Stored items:
[Start]
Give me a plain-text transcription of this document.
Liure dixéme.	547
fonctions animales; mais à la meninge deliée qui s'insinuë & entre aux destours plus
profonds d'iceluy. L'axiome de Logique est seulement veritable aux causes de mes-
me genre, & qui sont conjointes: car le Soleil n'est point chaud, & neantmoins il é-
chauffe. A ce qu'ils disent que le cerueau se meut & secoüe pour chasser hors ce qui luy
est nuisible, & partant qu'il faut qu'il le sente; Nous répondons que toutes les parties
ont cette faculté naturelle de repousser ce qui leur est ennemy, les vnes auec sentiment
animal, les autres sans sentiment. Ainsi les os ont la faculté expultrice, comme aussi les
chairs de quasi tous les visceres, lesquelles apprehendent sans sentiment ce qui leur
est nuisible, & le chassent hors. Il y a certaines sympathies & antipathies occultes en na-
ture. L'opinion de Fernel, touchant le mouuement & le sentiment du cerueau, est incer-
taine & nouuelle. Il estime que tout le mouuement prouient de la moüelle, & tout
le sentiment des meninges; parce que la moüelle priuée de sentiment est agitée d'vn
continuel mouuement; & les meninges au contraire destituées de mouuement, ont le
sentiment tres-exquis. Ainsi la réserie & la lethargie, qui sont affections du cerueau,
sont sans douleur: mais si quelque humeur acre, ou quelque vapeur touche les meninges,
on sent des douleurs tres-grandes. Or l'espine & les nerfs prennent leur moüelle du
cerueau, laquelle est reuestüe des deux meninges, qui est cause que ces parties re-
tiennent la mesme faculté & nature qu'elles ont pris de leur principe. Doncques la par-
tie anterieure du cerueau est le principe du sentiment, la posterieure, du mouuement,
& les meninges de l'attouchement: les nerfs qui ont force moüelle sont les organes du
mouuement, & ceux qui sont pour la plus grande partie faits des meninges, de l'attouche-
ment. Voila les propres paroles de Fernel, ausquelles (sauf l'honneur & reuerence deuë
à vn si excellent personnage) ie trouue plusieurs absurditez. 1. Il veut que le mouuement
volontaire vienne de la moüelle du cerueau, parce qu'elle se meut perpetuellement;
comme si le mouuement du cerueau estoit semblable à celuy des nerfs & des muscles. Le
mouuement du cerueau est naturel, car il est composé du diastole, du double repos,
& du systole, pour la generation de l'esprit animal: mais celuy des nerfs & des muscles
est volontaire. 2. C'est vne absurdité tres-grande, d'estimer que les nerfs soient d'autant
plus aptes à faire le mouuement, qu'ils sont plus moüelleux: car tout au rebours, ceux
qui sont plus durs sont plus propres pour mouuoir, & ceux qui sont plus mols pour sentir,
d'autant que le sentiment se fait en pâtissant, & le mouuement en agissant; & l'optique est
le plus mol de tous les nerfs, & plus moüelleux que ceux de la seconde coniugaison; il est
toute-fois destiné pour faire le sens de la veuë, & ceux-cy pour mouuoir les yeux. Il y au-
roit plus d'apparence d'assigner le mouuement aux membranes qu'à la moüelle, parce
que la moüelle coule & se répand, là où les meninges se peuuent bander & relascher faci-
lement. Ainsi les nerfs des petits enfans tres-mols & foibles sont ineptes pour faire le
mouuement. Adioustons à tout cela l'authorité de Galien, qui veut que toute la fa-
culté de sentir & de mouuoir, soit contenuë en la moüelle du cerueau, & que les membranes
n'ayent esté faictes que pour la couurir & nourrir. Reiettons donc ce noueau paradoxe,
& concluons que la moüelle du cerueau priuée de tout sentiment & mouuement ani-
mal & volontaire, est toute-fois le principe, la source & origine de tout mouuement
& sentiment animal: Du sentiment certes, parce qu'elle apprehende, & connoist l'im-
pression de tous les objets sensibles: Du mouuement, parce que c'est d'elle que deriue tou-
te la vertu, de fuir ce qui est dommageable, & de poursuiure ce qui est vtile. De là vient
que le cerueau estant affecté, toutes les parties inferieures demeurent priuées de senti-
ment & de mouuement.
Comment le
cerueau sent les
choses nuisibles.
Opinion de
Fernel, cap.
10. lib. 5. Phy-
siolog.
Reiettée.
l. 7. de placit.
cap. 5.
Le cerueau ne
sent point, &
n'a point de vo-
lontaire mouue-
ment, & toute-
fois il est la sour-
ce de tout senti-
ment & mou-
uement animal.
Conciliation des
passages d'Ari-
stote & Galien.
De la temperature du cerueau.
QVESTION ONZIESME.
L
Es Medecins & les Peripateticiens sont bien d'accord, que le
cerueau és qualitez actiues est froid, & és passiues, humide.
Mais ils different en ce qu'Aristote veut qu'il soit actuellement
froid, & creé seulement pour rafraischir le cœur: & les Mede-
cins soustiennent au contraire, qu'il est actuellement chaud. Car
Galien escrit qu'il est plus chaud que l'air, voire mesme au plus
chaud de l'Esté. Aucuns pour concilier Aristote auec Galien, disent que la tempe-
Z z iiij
[End]
* TASK GOAL: Pick out every line above that contains the word "propres" and copy it.

* FULL ANSWER:
ment. Voila les propres paroles de Fernel, ausquelles (sauf l'honneur & reuerence deuë
qui sont plus durs sont plus propres pour mouuoir, & ceux qui sont plus mols pour sentir,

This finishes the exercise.